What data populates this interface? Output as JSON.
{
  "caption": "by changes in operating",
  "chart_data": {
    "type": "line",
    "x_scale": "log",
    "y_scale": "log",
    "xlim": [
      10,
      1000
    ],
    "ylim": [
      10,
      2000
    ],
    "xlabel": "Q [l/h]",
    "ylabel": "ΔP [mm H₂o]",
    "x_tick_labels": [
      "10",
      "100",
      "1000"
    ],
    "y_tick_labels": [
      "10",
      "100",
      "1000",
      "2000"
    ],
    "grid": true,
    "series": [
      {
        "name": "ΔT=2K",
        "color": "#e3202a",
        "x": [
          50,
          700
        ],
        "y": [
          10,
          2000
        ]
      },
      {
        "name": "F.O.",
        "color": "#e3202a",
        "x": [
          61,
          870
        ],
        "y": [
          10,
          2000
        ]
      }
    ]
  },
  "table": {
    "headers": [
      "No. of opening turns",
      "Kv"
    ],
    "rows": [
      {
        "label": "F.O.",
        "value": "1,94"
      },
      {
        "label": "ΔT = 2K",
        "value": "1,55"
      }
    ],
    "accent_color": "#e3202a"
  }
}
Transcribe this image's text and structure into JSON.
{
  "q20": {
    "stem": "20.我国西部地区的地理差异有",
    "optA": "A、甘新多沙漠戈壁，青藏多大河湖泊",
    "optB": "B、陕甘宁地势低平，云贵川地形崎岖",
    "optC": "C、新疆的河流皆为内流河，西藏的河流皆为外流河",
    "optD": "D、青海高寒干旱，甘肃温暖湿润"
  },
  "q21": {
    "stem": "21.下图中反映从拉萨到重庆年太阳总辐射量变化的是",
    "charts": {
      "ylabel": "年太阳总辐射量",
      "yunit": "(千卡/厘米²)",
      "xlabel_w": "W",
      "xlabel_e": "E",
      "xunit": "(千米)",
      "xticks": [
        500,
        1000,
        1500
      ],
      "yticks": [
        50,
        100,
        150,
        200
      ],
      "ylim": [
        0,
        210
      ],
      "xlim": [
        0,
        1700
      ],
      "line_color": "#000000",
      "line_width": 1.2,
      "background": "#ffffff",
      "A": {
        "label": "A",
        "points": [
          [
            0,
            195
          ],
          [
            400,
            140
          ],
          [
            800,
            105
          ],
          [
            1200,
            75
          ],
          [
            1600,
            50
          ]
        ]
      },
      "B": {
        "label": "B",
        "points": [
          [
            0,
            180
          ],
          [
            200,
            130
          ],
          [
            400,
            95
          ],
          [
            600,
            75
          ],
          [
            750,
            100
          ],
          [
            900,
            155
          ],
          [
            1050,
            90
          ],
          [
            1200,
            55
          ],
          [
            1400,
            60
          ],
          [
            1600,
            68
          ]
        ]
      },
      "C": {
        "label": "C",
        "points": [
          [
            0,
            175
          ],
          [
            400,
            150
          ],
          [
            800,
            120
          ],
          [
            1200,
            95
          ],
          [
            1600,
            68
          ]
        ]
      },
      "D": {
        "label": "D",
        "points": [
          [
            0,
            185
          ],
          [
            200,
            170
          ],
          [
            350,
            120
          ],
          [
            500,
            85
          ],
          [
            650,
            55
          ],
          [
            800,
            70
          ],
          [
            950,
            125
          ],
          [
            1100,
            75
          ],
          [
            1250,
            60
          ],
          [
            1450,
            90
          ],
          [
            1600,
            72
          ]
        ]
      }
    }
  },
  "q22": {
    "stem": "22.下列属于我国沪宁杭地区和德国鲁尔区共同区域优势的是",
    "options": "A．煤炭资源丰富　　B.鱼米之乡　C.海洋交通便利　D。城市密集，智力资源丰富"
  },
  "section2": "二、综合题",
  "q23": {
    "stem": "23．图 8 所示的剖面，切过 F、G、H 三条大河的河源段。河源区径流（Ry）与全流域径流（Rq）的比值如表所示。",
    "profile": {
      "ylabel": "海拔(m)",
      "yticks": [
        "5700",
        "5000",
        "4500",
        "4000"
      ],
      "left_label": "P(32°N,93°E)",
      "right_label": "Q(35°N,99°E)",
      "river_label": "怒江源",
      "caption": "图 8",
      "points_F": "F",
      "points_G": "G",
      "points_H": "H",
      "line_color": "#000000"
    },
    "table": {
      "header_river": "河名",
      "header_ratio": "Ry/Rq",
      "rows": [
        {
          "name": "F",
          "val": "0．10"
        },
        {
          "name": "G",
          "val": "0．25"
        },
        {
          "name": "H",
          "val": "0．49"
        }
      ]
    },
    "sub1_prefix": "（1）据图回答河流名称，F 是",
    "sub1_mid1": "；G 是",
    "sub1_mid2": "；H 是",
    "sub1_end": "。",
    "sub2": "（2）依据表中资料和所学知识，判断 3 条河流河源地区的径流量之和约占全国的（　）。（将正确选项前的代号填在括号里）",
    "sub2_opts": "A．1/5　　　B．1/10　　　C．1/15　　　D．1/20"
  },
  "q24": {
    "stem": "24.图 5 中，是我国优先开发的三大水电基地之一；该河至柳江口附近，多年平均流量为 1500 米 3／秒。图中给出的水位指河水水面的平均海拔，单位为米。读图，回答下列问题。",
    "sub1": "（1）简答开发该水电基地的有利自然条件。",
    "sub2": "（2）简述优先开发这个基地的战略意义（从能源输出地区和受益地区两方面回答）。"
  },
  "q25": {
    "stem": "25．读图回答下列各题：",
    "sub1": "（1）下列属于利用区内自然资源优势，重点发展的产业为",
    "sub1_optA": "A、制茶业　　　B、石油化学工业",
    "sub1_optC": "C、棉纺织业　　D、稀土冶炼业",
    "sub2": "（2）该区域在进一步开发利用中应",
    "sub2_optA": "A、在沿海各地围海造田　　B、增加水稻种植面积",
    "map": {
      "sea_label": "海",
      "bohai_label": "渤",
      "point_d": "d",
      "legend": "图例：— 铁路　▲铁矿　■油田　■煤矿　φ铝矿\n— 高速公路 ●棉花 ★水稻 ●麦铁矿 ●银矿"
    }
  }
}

-----

_PROBLEM STATEMENT_: Write out the entries above once more, without altering anything.

_THE ANSWER_:
What data populates this interface? Output as JSON.
{
  "caption": "by changes in operating",
  "chart_data": {
    "type": "line",
    "x_scale": "log",
    "y_scale": "log",
    "xlim": [
      10,
      1000
    ],
    "ylim": [
      10,
      2000
    ],
    "xlabel": "Q [l/h]",
    "ylabel": "ΔP [mm H₂o]",
    "x_tick_labels": [
      "10",
      "100",
      "1000"
    ],
    "y_tick_labels": [
      "10",
      "100",
      "1000",
      "2000"
    ],
    "grid": true,
    "series": [
      {
        "name": "ΔT=2K",
        "color": "#e3202a",
        "x": [
          50,
          700
        ],
        "y": [
          10,
          2000
        ]
      },
      {
        "name": "F.O.",
        "color": "#e3202a",
        "x": [
          61,
          870
        ],
        "y": [
          10,
          2000
        ]
      }
    ]
  },
  "table": {
    "headers": [
      "No. of opening turns",
      "Kv"
    ],
    "rows": [
      {
        "label": "F.O.",
        "value": "1,94"
      },
      {
        "label": "ΔT = 2K",
        "value": "1,55"
      }
    ],
    "accent_color": "#e3202a"
  }
}
Transcribe this image's text and structure into JSON.
{
  "q20": {
    "stem": "20.我国西部地区的地理差异有",
    "optA": "A、甘新多沙漠戈壁，青藏多大河湖泊",
    "optB": "B、陕甘宁地势低平，云贵川地形崎岖",
    "optC": "C、新疆的河流皆为内流河，西藏的河流皆为外流河",
    "optD": "D、青海高寒干旱，甘肃温暖湿润"
  },
  "q21": {
    "stem": "21.下图中反映从拉萨到重庆年太阳总辐射量变化的是",
    "charts": {
      "ylabel": "年太阳总辐射量",
      "yunit": "(千卡/厘米²)",
      "xlabel_w": "W",
      "xlabel_e": "E",
      "xunit": "(千米)",
      "xticks": [
        500,
        1000,
        1500
      ],
      "yticks": [
        50,
        100,
        150,
        200
      ],
      "ylim": [
        0,
        210
      ],
      "xlim": [
        0,
        1700
      ],
      "line_color": "#000000",
      "line_width": 1.2,
      "background": "#ffffff",
      "A": {
        "label": "A",
        "points": [
          [
            0,
            195
          ],
          [
            400,
            140
          ],
          [
            800,
            105
          ],
          [
            1200,
            75
          ],
          [
            1600,
            50
          ]
        ]
      },
      "B": {
        "label": "B",
        "points": [
          [
            0,
            180
          ],
          [
            200,
            130
          ],
          [
            400,
            95
          ],
          [
            600,
            75
          ],
          [
            750,
            100
          ],
          [
            900,
            155
          ],
          [
            1050,
            90
          ],
          [
            1200,
            55
          ],
          [
            1400,
            60
          ],
          [
            1600,
            68
          ]
        ]
      },
      "C": {
        "label": "C",
        "points": [
          [
            0,
            175
          ],
          [
            400,
            150
          ],
          [
            800,
            120
          ],
          [
            1200,
            95
          ],
          [
            1600,
            68
          ]
        ]
      },
      "D": {
        "label": "D",
        "points": [
          [
            0,
            185
          ],
          [
            200,
            170
          ],
          [
            350,
            120
          ],
          [
            500,
            85
          ],
          [
            650,
            55
          ],
          [
            800,
            70
          ],
          [
            950,
            125
          ],
          [
            1100,
            75
          ],
          [
            1250,
            60
          ],
          [
            1450,
            90
          ],
          [
            1600,
            72
          ]
        ]
      }
    }
  },
  "q22": {
    "stem": "22.下列属于我国沪宁杭地区和德国鲁尔区共同区域优势的是",
    "options": "A．煤炭资源丰富　　B.鱼米之乡　C.海洋交通便利　D。城市密集，智力资源丰富"
  },
  "section2": "二、综合题",
  "q23": {
    "stem": "23．图 8 所示的剖面，切过 F、G、H 三条大河的河源段。河源区径流（Ry）与全流域径流（Rq）的比值如表所示。",
    "profile": {
      "ylabel": "海拔(m)",
      "yticks": [
        "5700",
        "5000",
        "4500",
        "4000"
      ],
      "left_label": "P(32°N,93°E)",
      "right_label": "Q(35°N,99°E)",
      "river_label": "怒江源",
      "caption": "图 8",
      "points_F": "F",
      "points_G": "G",
      "points_H": "H",
      "line_color": "#000000"
    },
    "table": {
      "header_river": "河名",
      "header_ratio": "Ry/Rq",
      "rows": [
        {
          "name": "F",
          "val": "0．10"
        },
        {
          "name": "G",
          "val": "0．25"
        },
        {
          "name": "H",
          "val": "0．49"
        }
      ]
    },
    "sub1_prefix": "（1）据图回答河流名称，F 是",
    "sub1_mid1": "；G 是",
    "sub1_mid2": "；H 是",
    "sub1_end": "。",
    "sub2": "（2）依据表中资料和所学知识，判断 3 条河流河源地区的径流量之和约占全国的（　）。（将正确选项前的代号填在括号里）",
    "sub2_opts": "A．1/5　　　B．1/10　　　C．1/15　　　D．1/20"
  },
  "q24": {
    "stem": "24.图 5 中，是我国优先开发的三大水电基地之一；该河至柳江口附近，多年平均流量为 1500 米 3／秒。图中给出的水位指河水水面的平均海拔，单位为米。读图，回答下列问题。",
    "sub1": "（1）简答开发该水电基地的有利自然条件。",
    "sub2": "（2）简述优先开发这个基地的战略意义（从能源输出地区和受益地区两方面回答）。"
  },
  "q25": {
    "stem": "25．读图回答下列各题：",
    "sub1": "（1）下列属于利用区内自然资源优势，重点发展的产业为",
    "sub1_optA": "A、制茶业　　　B、石油化学工业",
    "sub1_optC": "C、棉纺织业　　D、稀土冶炼业",
    "sub2": "（2）该区域在进一步开发利用中应",
    "sub2_optA": "A、在沿海各地围海造田　　B、增加水稻种植面积",
    "map": {
      "sea_label": "海",
      "bohai_label": "渤",
      "point_d": "d",
      "legend": "图例：— 铁路　▲铁矿　■油田　■煤矿　φ铝矿\n— 高速公路 ●棉花 ★水稻 ●麦铁矿 ●银矿"
    }
  }
}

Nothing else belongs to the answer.